*AIM OF THE TASK:* Comb through the entries for "coupler" and pull out each line that holds it.

*DATA FOR PROCESSING:*
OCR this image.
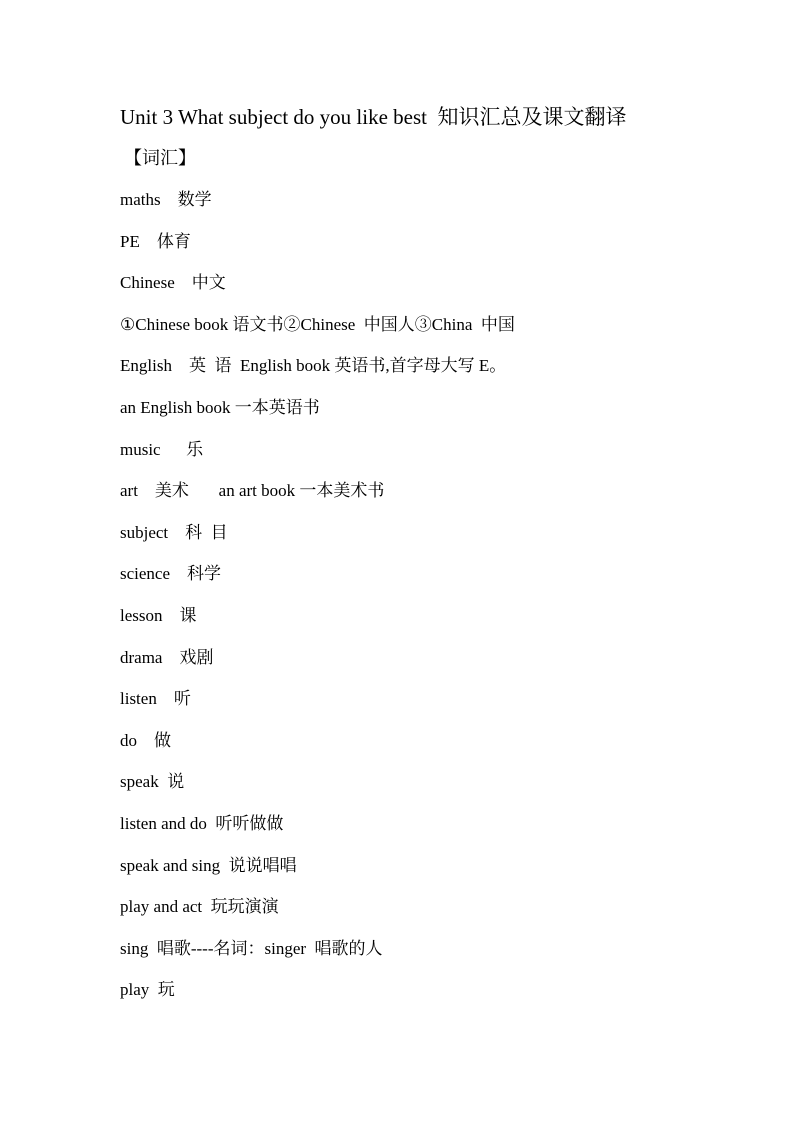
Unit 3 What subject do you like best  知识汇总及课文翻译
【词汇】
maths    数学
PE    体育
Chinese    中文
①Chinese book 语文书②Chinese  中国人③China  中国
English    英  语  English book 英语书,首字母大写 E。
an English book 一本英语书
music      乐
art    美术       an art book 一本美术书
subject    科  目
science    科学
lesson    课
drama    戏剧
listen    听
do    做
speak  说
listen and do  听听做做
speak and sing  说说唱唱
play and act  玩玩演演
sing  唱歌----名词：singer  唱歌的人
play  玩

==

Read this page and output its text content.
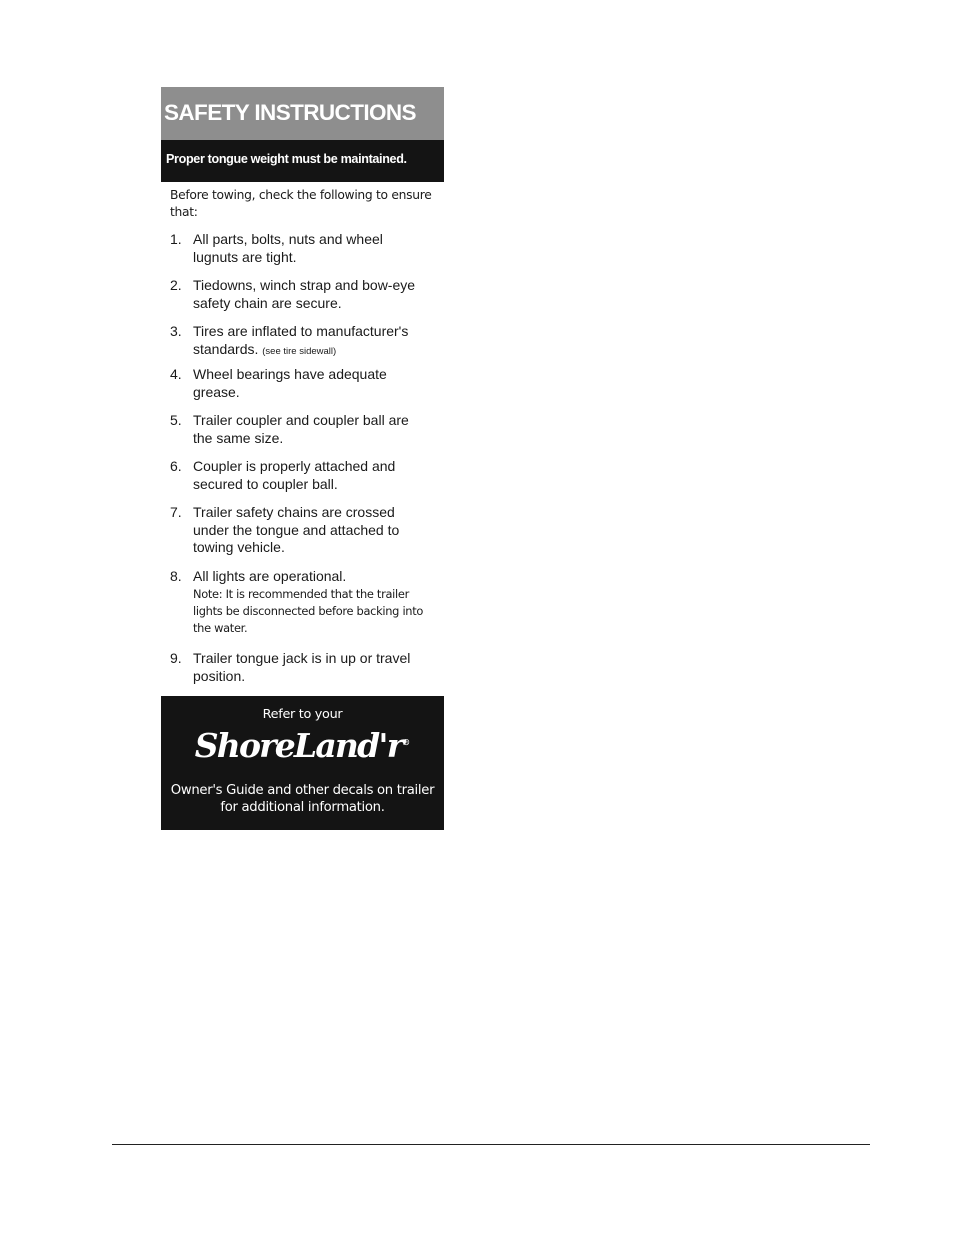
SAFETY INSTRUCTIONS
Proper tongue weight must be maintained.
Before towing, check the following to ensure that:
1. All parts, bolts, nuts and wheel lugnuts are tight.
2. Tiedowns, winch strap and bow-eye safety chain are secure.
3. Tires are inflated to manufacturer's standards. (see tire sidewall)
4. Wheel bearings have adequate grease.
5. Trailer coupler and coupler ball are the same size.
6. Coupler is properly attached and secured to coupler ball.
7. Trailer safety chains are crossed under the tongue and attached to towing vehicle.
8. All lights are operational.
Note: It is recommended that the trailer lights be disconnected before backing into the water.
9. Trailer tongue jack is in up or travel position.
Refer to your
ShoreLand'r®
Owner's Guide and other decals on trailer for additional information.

*THE COMPLETED TASK:*
5. Trailer coupler and coupler ball are the same size.
6. Coupler is properly attached and secured to coupler ball.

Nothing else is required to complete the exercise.